- To be done -
Format the lines in the items below, from the one containing "terminal-line: 135152863 0x80E44DF" through the one containing "terminal-line: 129822804 0x7BCF054", as a JSON list of strings with one string per line and blank lines left out.
* begin *
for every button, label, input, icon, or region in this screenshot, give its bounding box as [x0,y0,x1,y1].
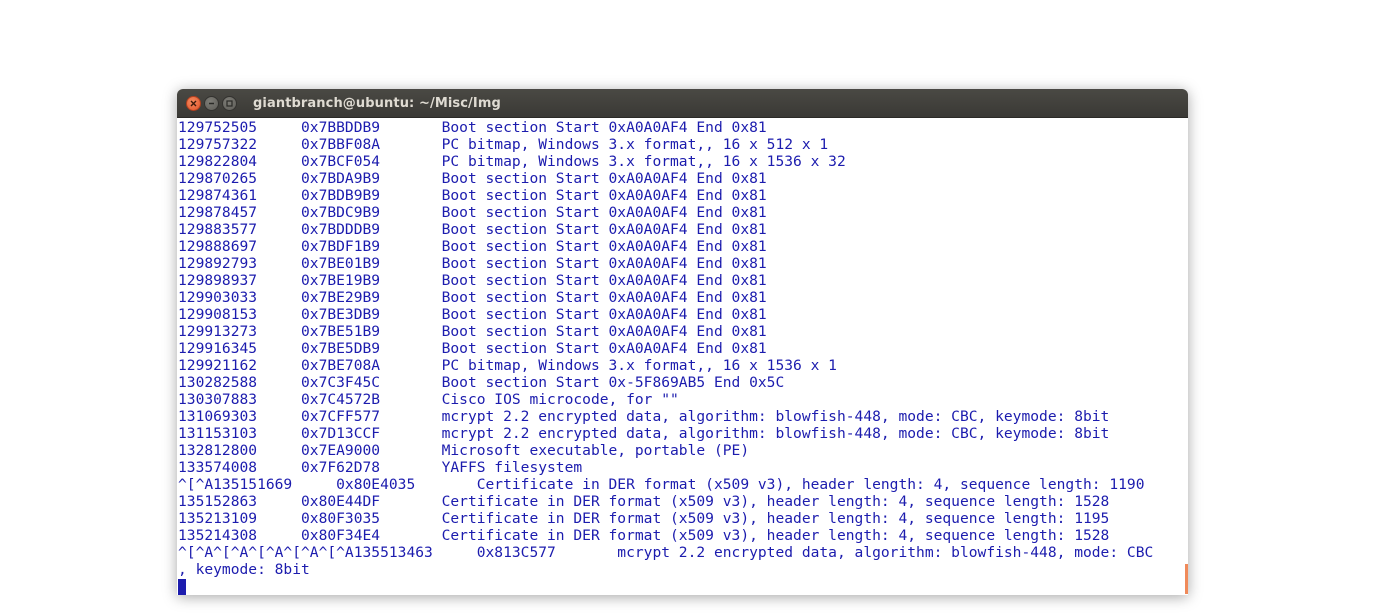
terminal-line: 135152863 0x80E44DF Certificate in DER f… [178,493,1110,510]
window-title: giantbranch@ubuntu: ~/Misc/Img [253,95,501,111]
terminal-line: 135213109 0x80F3035 Certificate in DER f… [178,510,1110,527]
terminal-line: , keymode: 8bit [178,561,310,578]
minimize-button[interactable] [204,95,219,111]
terminal-cursor-line [178,578,1188,595]
scrollbar-indicator[interactable] [1185,564,1188,594]
window-titlebar[interactable]: giantbranch@ubuntu: ~/Misc/Img [177,89,1188,118]
terminal-window: giantbranch@ubuntu: ~/Misc/Img 129752505… [177,89,1188,595]
terminal-line: 129822804 0x7BCF054 PC bitmap, Windows 3… [178,153,846,170]
terminal-line: 129898937 0x7BE19B9 Boot section Start 0… [178,272,767,289]
terminal-line: 129921162 0x7BE708A PC bitmap, Windows 3… [178,357,837,374]
terminal-line: 130282588 0x7C3F45C Boot section Start 0… [178,374,785,391]
terminal-output[interactable]: 129752505 0x7BBDDB9 Boot section Start 0… [177,118,1188,595]
minimize-icon [208,100,215,107]
terminal-line: 129913273 0x7BE51B9 Boot section Start 0… [178,323,767,340]
maximize-icon [226,99,233,107]
terminal-line: 129903033 0x7BE29B9 Boot section Start 0… [178,289,767,306]
terminal-line: 129888697 0x7BDF1B9 Boot section Start 0… [178,238,767,255]
window-controls [186,95,240,111]
terminal-line: 130307883 0x7C4572B Cisco IOS microcode,… [178,391,679,408]
terminal-line: 132812800 0x7EA9000 Microsoft executable… [178,442,750,459]
terminal-line: 129892793 0x7BE01B9 Boot section Start 0… [178,255,767,272]
terminal-line: 129878457 0x7BDC9B9 Boot section Start 0… [178,204,767,221]
terminal-line: ^[^A^[^A^[^A^[^A^[^A135513463 0x813C577 … [178,544,1154,561]
terminal-line: 129870265 0x7BDA9B9 Boot section Start 0… [178,170,767,187]
close-button[interactable] [186,95,201,111]
terminal-line: 131153103 0x7D13CCF mcrypt 2.2 encrypted… [178,425,1110,442]
terminal-lines: 129752505 0x7BBDDB9 Boot section Start 0… [178,119,1188,578]
terminal-line: 129757322 0x7BBF08A PC bitmap, Windows 3… [178,136,829,153]
terminal-line: 129908153 0x7BE3DB9 Boot section Start 0… [178,306,767,323]
terminal-line: 129916345 0x7BE5DB9 Boot section Start 0… [178,340,767,357]
close-icon [190,100,197,107]
terminal-line: 129883577 0x7BDDDB9 Boot section Start 0… [178,221,767,238]
terminal-line: ^[^A135151669 0x80E4035 Certificate in D… [178,476,1145,493]
terminal-line: 133574008 0x7F62D78 YAFFS filesystem [178,459,583,476]
terminal-line: 131069303 0x7CFF577 mcrypt 2.2 encrypted… [178,408,1110,425]
maximize-button[interactable] [222,95,237,111]
text-cursor [178,579,186,595]
terminal-line: 129874361 0x7BDB9B9 Boot section Start 0… [178,187,767,204]
terminal-line: 135214308 0x80F34E4 Certificate in DER f… [178,527,1110,544]
terminal-line: 129752505 0x7BBDDB9 Boot section Start 0… [178,119,767,136]
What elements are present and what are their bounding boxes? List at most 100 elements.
* end *
- Written answer -
[
  "terminal-line: 135152863 0x80E44DF Certificate in DER f… [178,493,1110,510]",
  "window-title: giantbranch@ubuntu: ~/Misc/Img [253,95,501,111]",
  "terminal-line: 135213109 0x80F3035 Certificate in DER f… [178,510,1110,527]",
  "terminal-line: , keymode: 8bit [178,561,310,578]",
  "minimize-button[interactable] [204,95,219,111]",
  "terminal-cursor-line [178,578,1188,595]",
  "scrollbar-indicator[interactable] [1185,564,1188,594]",
  "window-titlebar[interactable]: giantbranch@ubuntu: ~/Misc/Img [177,89,1188,118]",
  "terminal-window: giantbranch@ubuntu: ~/Misc/Img 129752505… [177,89,1188,595]",
  "terminal-line: 129822804 0x7BCF054 PC bitmap, Windows 3… [178,153,846,170]"
]